--- GIVEN TEXT ---

If nuclear deterrance hasn't worked in the scenario, then odds are death from above is only a matter of time, and major sea battles would be one reason for it.

on the positive, in a short period of time I'd proffer fleet groups would have the capacity to actually defend themselves from old style missiles. THAAD's been deployed and hell I worked on THAAD so thats er...decades technology.


Two things - first is that 'in a battle between major powers the carrier groups will get nuked' doesn't mean, as BaconCatBug claimed, that carriers are therefore useless. Because there's lots of engagements that aren't fought against other major powers.
Since WWII the US has deployed aircraft carriers in wars in lots of wars to support US military objectives and never had them nuked. Clearly there's plenty of scope for carriers to support national objectives in conflicts short of nuclear war.

The second issue is that even in a conflict against a major nuclear power there is no certainty of nukes being used to take out carriers. Losing control of a sea lane due to the superiority of an enemy carrier group doesn't automatically mean nuclear retaliation and risking escalation towards total nuclear annihilation. That's a big risk, of course, but there's nothing certain about it.


Automatically Appended Next Post:
 Do_I_Not_Like_That wrote:
As I've said before to everybody, nobody, and I mean nobody will nuke a city in a time of war. That's an end of the world scenario that no nations wants to enact.

But if a US carrier fleet is in the middle of the Pacific? Dropping one nuke on them could be a tempting move. America would obviously be mad as hell, but that could be chalked up as a military loss, and not a civilian catastrophe.


It might be chalked up as a military loss. It also might not be. The side launching the nuke wouldn't be certain, the US probably wouldn't know right up until it happens to the carrier group how it will really respond. The US might decide it is better to accept the loss than give a nuclear retaliation of their own, but they might also feel backed in to a corner where nuclear retaliation is needed. That's the issue with use of nukes. Each step might escalate to the next, depending on whether countries feel they can back down or not.

---

__TASK LIST__:
a) Update the records from their start through the line containing "station <box>420 379 427 386</box>", replacing "model-axis-tick" with "axis-tick" and leaving everything else unchanged.
b) Continue the forum discussion about nuclear weapons and aircraft carrier groups from its final sentence.
The records below have no connection to the discussion about carriers and nuclear weapons.

--- MATERIAL FOR THIS EXERCISE ---

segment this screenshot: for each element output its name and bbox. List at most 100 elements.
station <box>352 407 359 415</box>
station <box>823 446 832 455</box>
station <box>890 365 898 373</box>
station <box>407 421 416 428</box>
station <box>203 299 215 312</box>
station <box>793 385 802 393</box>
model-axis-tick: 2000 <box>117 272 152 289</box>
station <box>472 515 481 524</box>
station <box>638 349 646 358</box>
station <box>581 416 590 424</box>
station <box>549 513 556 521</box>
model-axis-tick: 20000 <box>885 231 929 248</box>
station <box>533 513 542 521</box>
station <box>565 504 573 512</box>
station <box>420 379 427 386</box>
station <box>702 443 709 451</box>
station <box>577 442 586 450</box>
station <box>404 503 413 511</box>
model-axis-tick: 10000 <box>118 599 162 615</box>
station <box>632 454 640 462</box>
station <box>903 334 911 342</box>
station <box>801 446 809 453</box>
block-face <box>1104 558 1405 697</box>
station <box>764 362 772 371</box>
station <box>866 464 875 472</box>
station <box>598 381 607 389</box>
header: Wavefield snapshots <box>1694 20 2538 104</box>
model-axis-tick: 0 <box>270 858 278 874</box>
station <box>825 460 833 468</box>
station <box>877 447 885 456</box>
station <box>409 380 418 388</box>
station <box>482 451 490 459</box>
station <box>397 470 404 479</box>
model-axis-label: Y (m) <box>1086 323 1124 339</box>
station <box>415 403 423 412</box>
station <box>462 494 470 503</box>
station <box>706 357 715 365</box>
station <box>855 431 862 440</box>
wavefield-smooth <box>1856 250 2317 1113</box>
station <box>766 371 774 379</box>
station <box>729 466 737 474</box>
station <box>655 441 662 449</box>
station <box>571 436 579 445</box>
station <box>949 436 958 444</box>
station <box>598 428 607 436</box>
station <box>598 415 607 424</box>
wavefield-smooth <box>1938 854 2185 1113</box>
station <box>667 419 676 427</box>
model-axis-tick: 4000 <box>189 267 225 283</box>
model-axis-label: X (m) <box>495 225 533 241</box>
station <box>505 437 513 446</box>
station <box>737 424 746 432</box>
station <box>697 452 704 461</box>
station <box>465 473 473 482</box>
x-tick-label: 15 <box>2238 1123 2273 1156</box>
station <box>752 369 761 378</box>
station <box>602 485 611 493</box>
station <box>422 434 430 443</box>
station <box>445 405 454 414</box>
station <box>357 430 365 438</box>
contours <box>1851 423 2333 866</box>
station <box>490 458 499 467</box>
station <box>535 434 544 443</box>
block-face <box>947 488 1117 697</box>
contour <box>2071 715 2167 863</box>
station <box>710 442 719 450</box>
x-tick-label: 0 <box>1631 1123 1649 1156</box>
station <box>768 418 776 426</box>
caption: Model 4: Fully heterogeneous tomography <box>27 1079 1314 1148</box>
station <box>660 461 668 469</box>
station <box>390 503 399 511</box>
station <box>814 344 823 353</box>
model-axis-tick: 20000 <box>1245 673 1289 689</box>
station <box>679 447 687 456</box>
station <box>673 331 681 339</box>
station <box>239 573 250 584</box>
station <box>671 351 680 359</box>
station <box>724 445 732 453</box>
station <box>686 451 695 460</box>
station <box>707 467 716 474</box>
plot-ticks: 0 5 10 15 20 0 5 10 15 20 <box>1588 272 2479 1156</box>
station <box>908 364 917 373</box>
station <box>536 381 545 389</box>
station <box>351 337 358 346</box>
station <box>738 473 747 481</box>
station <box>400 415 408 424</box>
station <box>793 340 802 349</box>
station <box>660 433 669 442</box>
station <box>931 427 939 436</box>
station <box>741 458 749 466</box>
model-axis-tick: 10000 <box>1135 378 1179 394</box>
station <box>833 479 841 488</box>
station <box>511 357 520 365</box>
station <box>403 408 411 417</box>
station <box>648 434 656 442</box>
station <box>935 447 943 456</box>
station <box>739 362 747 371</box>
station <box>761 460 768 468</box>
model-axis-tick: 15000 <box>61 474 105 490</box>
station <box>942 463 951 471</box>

---

__SOLVED PROBLEMS__:
a)
segment this screenshot: for each element output its name and bbox. List at most 100 elements.
station <box>352 407 359 415</box>
station <box>823 446 832 455</box>
station <box>890 365 898 373</box>
station <box>407 421 416 428</box>
station <box>203 299 215 312</box>
station <box>793 385 802 393</box>
axis-tick: 2000 <box>117 272 152 289</box>
station <box>472 515 481 524</box>
station <box>638 349 646 358</box>
station <box>581 416 590 424</box>
station <box>549 513 556 521</box>
axis-tick: 20000 <box>885 231 929 248</box>
station <box>533 513 542 521</box>
station <box>565 504 573 512</box>
station <box>420 379 427 386</box>

b)
So it's wrong to say that it will never happen, just as it's wrong to say it is certain to happen in some circumstances. We just don't know.


Automatically Appended Next Post:
 jhe90 wrote:
USS Cole shows what can happen. Rare but risk enough to not dismiss it so off hand.
It only takes one single opportunity, one single gap in the net for the enemy to maybe penetrate.

Compliancy I what hurts you far more than many things.


Isolated terror attacks in times of relative peace are not effective wartime strategies. You can get lucky once and take a destroyer out of the fight for a while. Doing something similar to a carrier requires luck and planning a whole order of magnitude greater. And then to neutralise the US fleet you need to do that to seven carrier groups. And of course in wartime security is going to be much higher.

I'm not saying sabotage isn't a good weapon of war, it is. But it's more a useful side element, than a direct counter.

Let me put it this way, if you're about to go to war with a carrier equipped enemy, and your glorious leader says not to worry about the air dominance their carrier groups will give them because he has some sabotage operations planned, then start planning how you're gonna get you and your family the feth out of the country.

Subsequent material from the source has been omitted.